Records from a data source
* * *

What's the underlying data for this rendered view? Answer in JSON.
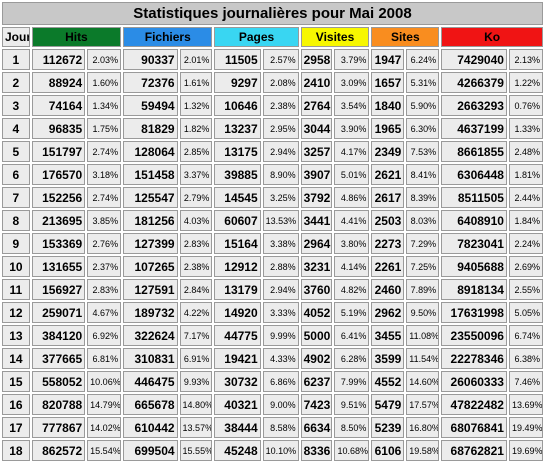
{
  "title": "Statistiques journalières pour Mai 2008",
  "columns": {
    "jour": "Jour",
    "hits": "Hits",
    "fichiers": "Fichiers",
    "pages": "Pages",
    "visites": "Visites",
    "sites": "Sites",
    "ko": "Ko"
  },
  "colors": {
    "hits": "#0b7a2a",
    "fichiers": "#2b8ce6",
    "pages": "#39d6f2",
    "visites": "#f7f700",
    "sites": "#f98d1f",
    "ko": "#f01414"
  },
  "rows": [
    {
      "day": "1",
      "hits": "112672",
      "hits_pct": "2.03%",
      "fichiers": "90337",
      "fichiers_pct": "2.01%",
      "pages": "11505",
      "pages_pct": "2.57%",
      "visites": "2958",
      "visites_pct": "3.79%",
      "sites": "1947",
      "sites_pct": "6.24%",
      "ko": "7429040",
      "ko_pct": "2.13%"
    },
    {
      "day": "2",
      "hits": "88924",
      "hits_pct": "1.60%",
      "fichiers": "72376",
      "fichiers_pct": "1.61%",
      "pages": "9297",
      "pages_pct": "2.08%",
      "visites": "2410",
      "visites_pct": "3.09%",
      "sites": "1657",
      "sites_pct": "5.31%",
      "ko": "4266379",
      "ko_pct": "1.22%"
    },
    {
      "day": "3",
      "hits": "74164",
      "hits_pct": "1.34%",
      "fichiers": "59494",
      "fichiers_pct": "1.32%",
      "pages": "10646",
      "pages_pct": "2.38%",
      "visites": "2764",
      "visites_pct": "3.54%",
      "sites": "1840",
      "sites_pct": "5.90%",
      "ko": "2663293",
      "ko_pct": "0.76%"
    },
    {
      "day": "4",
      "hits": "96835",
      "hits_pct": "1.75%",
      "fichiers": "81829",
      "fichiers_pct": "1.82%",
      "pages": "13237",
      "pages_pct": "2.95%",
      "visites": "3044",
      "visites_pct": "3.90%",
      "sites": "1965",
      "sites_pct": "6.30%",
      "ko": "4637199",
      "ko_pct": "1.33%"
    },
    {
      "day": "5",
      "hits": "151797",
      "hits_pct": "2.74%",
      "fichiers": "128064",
      "fichiers_pct": "2.85%",
      "pages": "13175",
      "pages_pct": "2.94%",
      "visites": "3257",
      "visites_pct": "4.17%",
      "sites": "2349",
      "sites_pct": "7.53%",
      "ko": "8661855",
      "ko_pct": "2.48%"
    },
    {
      "day": "6",
      "hits": "176570",
      "hits_pct": "3.18%",
      "fichiers": "151458",
      "fichiers_pct": "3.37%",
      "pages": "39885",
      "pages_pct": "8.90%",
      "visites": "3907",
      "visites_pct": "5.01%",
      "sites": "2621",
      "sites_pct": "8.41%",
      "ko": "6306448",
      "ko_pct": "1.81%"
    },
    {
      "day": "7",
      "hits": "152256",
      "hits_pct": "2.74%",
      "fichiers": "125547",
      "fichiers_pct": "2.79%",
      "pages": "14545",
      "pages_pct": "3.25%",
      "visites": "3792",
      "visites_pct": "4.86%",
      "sites": "2617",
      "sites_pct": "8.39%",
      "ko": "8511505",
      "ko_pct": "2.44%"
    },
    {
      "day": "8",
      "hits": "213695",
      "hits_pct": "3.85%",
      "fichiers": "181256",
      "fichiers_pct": "4.03%",
      "pages": "60607",
      "pages_pct": "13.53%",
      "visites": "3441",
      "visites_pct": "4.41%",
      "sites": "2503",
      "sites_pct": "8.03%",
      "ko": "6408910",
      "ko_pct": "1.84%"
    },
    {
      "day": "9",
      "hits": "153369",
      "hits_pct": "2.76%",
      "fichiers": "127399",
      "fichiers_pct": "2.83%",
      "pages": "15164",
      "pages_pct": "3.38%",
      "visites": "2964",
      "visites_pct": "3.80%",
      "sites": "2273",
      "sites_pct": "7.29%",
      "ko": "7823041",
      "ko_pct": "2.24%"
    },
    {
      "day": "10",
      "hits": "131655",
      "hits_pct": "2.37%",
      "fichiers": "107265",
      "fichiers_pct": "2.38%",
      "pages": "12912",
      "pages_pct": "2.88%",
      "visites": "3231",
      "visites_pct": "4.14%",
      "sites": "2261",
      "sites_pct": "7.25%",
      "ko": "9405688",
      "ko_pct": "2.69%"
    },
    {
      "day": "11",
      "hits": "156927",
      "hits_pct": "2.83%",
      "fichiers": "127591",
      "fichiers_pct": "2.84%",
      "pages": "13179",
      "pages_pct": "2.94%",
      "visites": "3760",
      "visites_pct": "4.82%",
      "sites": "2460",
      "sites_pct": "7.89%",
      "ko": "8918134",
      "ko_pct": "2.55%"
    },
    {
      "day": "12",
      "hits": "259071",
      "hits_pct": "4.67%",
      "fichiers": "189732",
      "fichiers_pct": "4.22%",
      "pages": "14920",
      "pages_pct": "3.33%",
      "visites": "4052",
      "visites_pct": "5.19%",
      "sites": "2962",
      "sites_pct": "9.50%",
      "ko": "17631998",
      "ko_pct": "5.05%"
    },
    {
      "day": "13",
      "hits": "384120",
      "hits_pct": "6.92%",
      "fichiers": "322624",
      "fichiers_pct": "7.17%",
      "pages": "44775",
      "pages_pct": "9.99%",
      "visites": "5000",
      "visites_pct": "6.41%",
      "sites": "3455",
      "sites_pct": "11.08%",
      "ko": "23550096",
      "ko_pct": "6.74%"
    },
    {
      "day": "14",
      "hits": "377665",
      "hits_pct": "6.81%",
      "fichiers": "310831",
      "fichiers_pct": "6.91%",
      "pages": "19421",
      "pages_pct": "4.33%",
      "visites": "4902",
      "visites_pct": "6.28%",
      "sites": "3599",
      "sites_pct": "11.54%",
      "ko": "22278346",
      "ko_pct": "6.38%"
    },
    {
      "day": "15",
      "hits": "558052",
      "hits_pct": "10.06%",
      "fichiers": "446475",
      "fichiers_pct": "9.93%",
      "pages": "30732",
      "pages_pct": "6.86%",
      "visites": "6237",
      "visites_pct": "7.99%",
      "sites": "4552",
      "sites_pct": "14.60%",
      "ko": "26060333",
      "ko_pct": "7.46%"
    },
    {
      "day": "16",
      "hits": "820788",
      "hits_pct": "14.79%",
      "fichiers": "665678",
      "fichiers_pct": "14.80%",
      "pages": "40321",
      "pages_pct": "9.00%",
      "visites": "7423",
      "visites_pct": "9.51%",
      "sites": "5479",
      "sites_pct": "17.57%",
      "ko": "47822482",
      "ko_pct": "13.69%"
    },
    {
      "day": "17",
      "hits": "777867",
      "hits_pct": "14.02%",
      "fichiers": "610442",
      "fichiers_pct": "13.57%",
      "pages": "38444",
      "pages_pct": "8.58%",
      "visites": "6634",
      "visites_pct": "8.50%",
      "sites": "5239",
      "sites_pct": "16.80%",
      "ko": "68076841",
      "ko_pct": "19.49%"
    },
    {
      "day": "18",
      "hits": "862572",
      "hits_pct": "15.54%",
      "fichiers": "699504",
      "fichiers_pct": "15.55%",
      "pages": "45248",
      "pages_pct": "10.10%",
      "visites": "8336",
      "visites_pct": "10.68%",
      "sites": "6106",
      "sites_pct": "19.58%",
      "ko": "68762821",
      "ko_pct": "19.69%"
    }
  ]
}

* * *

**WRITTEN TASK**
Omit the pictures. Output every record above word for word.

**COMPLETED TASK**
What's the underlying data for this rendered view? Answer in JSON.
{
  "title": "Statistiques journalières pour Mai 2008",
  "columns": {
    "jour": "Jour",
    "hits": "Hits",
    "fichiers": "Fichiers",
    "pages": "Pages",
    "visites": "Visites",
    "sites": "Sites",
    "ko": "Ko"
  },
  "colors": {
    "hits": "#0b7a2a",
    "fichiers": "#2b8ce6",
    "pages": "#39d6f2",
    "visites": "#f7f700",
    "sites": "#f98d1f",
    "ko": "#f01414"
  },
  "rows": [
    {
      "day": "1",
      "hits": "112672",
      "hits_pct": "2.03%",
      "fichiers": "90337",
      "fichiers_pct": "2.01%",
      "pages": "11505",
      "pages_pct": "2.57%",
      "visites": "2958",
      "visites_pct": "3.79%",
      "sites": "1947",
      "sites_pct": "6.24%",
      "ko": "7429040",
      "ko_pct": "2.13%"
    },
    {
      "day": "2",
      "hits": "88924",
      "hits_pct": "1.60%",
      "fichiers": "72376",
      "fichiers_pct": "1.61%",
      "pages": "9297",
      "pages_pct": "2.08%",
      "visites": "2410",
      "visites_pct": "3.09%",
      "sites": "1657",
      "sites_pct": "5.31%",
      "ko": "4266379",
      "ko_pct": "1.22%"
    },
    {
      "day": "3",
      "hits": "74164",
      "hits_pct": "1.34%",
      "fichiers": "59494",
      "fichiers_pct": "1.32%",
      "pages": "10646",
      "pages_pct": "2.38%",
      "visites": "2764",
      "visites_pct": "3.54%",
      "sites": "1840",
      "sites_pct": "5.90%",
      "ko": "2663293",
      "ko_pct": "0.76%"
    },
    {
      "day": "4",
      "hits": "96835",
      "hits_pct": "1.75%",
      "fichiers": "81829",
      "fichiers_pct": "1.82%",
      "pages": "13237",
      "pages_pct": "2.95%",
      "visites": "3044",
      "visites_pct": "3.90%",
      "sites": "1965",
      "sites_pct": "6.30%",
      "ko": "4637199",
      "ko_pct": "1.33%"
    },
    {
      "day": "5",
      "hits": "151797",
      "hits_pct": "2.74%",
      "fichiers": "128064",
      "fichiers_pct": "2.85%",
      "pages": "13175",
      "pages_pct": "2.94%",
      "visites": "3257",
      "visites_pct": "4.17%",
      "sites": "2349",
      "sites_pct": "7.53%",
      "ko": "8661855",
      "ko_pct": "2.48%"
    },
    {
      "day": "6",
      "hits": "176570",
      "hits_pct": "3.18%",
      "fichiers": "151458",
      "fichiers_pct": "3.37%",
      "pages": "39885",
      "pages_pct": "8.90%",
      "visites": "3907",
      "visites_pct": "5.01%",
      "sites": "2621",
      "sites_pct": "8.41%",
      "ko": "6306448",
      "ko_pct": "1.81%"
    },
    {
      "day": "7",
      "hits": "152256",
      "hits_pct": "2.74%",
      "fichiers": "125547",
      "fichiers_pct": "2.79%",
      "pages": "14545",
      "pages_pct": "3.25%",
      "visites": "3792",
      "visites_pct": "4.86%",
      "sites": "2617",
      "sites_pct": "8.39%",
      "ko": "8511505",
      "ko_pct": "2.44%"
    },
    {
      "day": "8",
      "hits": "213695",
      "hits_pct": "3.85%",
      "fichiers": "181256",
      "fichiers_pct": "4.03%",
      "pages": "60607",
      "pages_pct": "13.53%",
      "visites": "3441",
      "visites_pct": "4.41%",
      "sites": "2503",
      "sites_pct": "8.03%",
      "ko": "6408910",
      "ko_pct": "1.84%"
    },
    {
      "day": "9",
      "hits": "153369",
      "hits_pct": "2.76%",
      "fichiers": "127399",
      "fichiers_pct": "2.83%",
      "pages": "15164",
      "pages_pct": "3.38%",
      "visites": "2964",
      "visites_pct": "3.80%",
      "sites": "2273",
      "sites_pct": "7.29%",
      "ko": "7823041",
      "ko_pct": "2.24%"
    },
    {
      "day": "10",
      "hits": "131655",
      "hits_pct": "2.37%",
      "fichiers": "107265",
      "fichiers_pct": "2.38%",
      "pages": "12912",
      "pages_pct": "2.88%",
      "visites": "3231",
      "visites_pct": "4.14%",
      "sites": "2261",
      "sites_pct": "7.25%",
      "ko": "9405688",
      "ko_pct": "2.69%"
    },
    {
      "day": "11",
      "hits": "156927",
      "hits_pct": "2.83%",
      "fichiers": "127591",
      "fichiers_pct": "2.84%",
      "pages": "13179",
      "pages_pct": "2.94%",
      "visites": "3760",
      "visites_pct": "4.82%",
      "sites": "2460",
      "sites_pct": "7.89%",
      "ko": "8918134",
      "ko_pct": "2.55%"
    },
    {
      "day": "12",
      "hits": "259071",
      "hits_pct": "4.67%",
      "fichiers": "189732",
      "fichiers_pct": "4.22%",
      "pages": "14920",
      "pages_pct": "3.33%",
      "visites": "4052",
      "visites_pct": "5.19%",
      "sites": "2962",
      "sites_pct": "9.50%",
      "ko": "17631998",
      "ko_pct": "5.05%"
    },
    {
      "day": "13",
      "hits": "384120",
      "hits_pct": "6.92%",
      "fichiers": "322624",
      "fichiers_pct": "7.17%",
      "pages": "44775",
      "pages_pct": "9.99%",
      "visites": "5000",
      "visites_pct": "6.41%",
      "sites": "3455",
      "sites_pct": "11.08%",
      "ko": "23550096",
      "ko_pct": "6.74%"
    },
    {
      "day": "14",
      "hits": "377665",
      "hits_pct": "6.81%",
      "fichiers": "310831",
      "fichiers_pct": "6.91%",
      "pages": "19421",
      "pages_pct": "4.33%",
      "visites": "4902",
      "visites_pct": "6.28%",
      "sites": "3599",
      "sites_pct": "11.54%",
      "ko": "22278346",
      "ko_pct": "6.38%"
    },
    {
      "day": "15",
      "hits": "558052",
      "hits_pct": "10.06%",
      "fichiers": "446475",
      "fichiers_pct": "9.93%",
      "pages": "30732",
      "pages_pct": "6.86%",
      "visites": "6237",
      "visites_pct": "7.99%",
      "sites": "4552",
      "sites_pct": "14.60%",
      "ko": "26060333",
      "ko_pct": "7.46%"
    },
    {
      "day": "16",
      "hits": "820788",
      "hits_pct": "14.79%",
      "fichiers": "665678",
      "fichiers_pct": "14.80%",
      "pages": "40321",
      "pages_pct": "9.00%",
      "visites": "7423",
      "visites_pct": "9.51%",
      "sites": "5479",
      "sites_pct": "17.57%",
      "ko": "47822482",
      "ko_pct": "13.69%"
    },
    {
      "day": "17",
      "hits": "777867",
      "hits_pct": "14.02%",
      "fichiers": "610442",
      "fichiers_pct": "13.57%",
      "pages": "38444",
      "pages_pct": "8.58%",
      "visites": "6634",
      "visites_pct": "8.50%",
      "sites": "5239",
      "sites_pct": "16.80%",
      "ko": "68076841",
      "ko_pct": "19.49%"
    },
    {
      "day": "18",
      "hits": "862572",
      "hits_pct": "15.54%",
      "fichiers": "699504",
      "fichiers_pct": "15.55%",
      "pages": "45248",
      "pages_pct": "10.10%",
      "visites": "8336",
      "visites_pct": "10.68%",
      "sites": "6106",
      "sites_pct": "19.58%",
      "ko": "68762821",
      "ko_pct": "19.69%"
    }
  ]
}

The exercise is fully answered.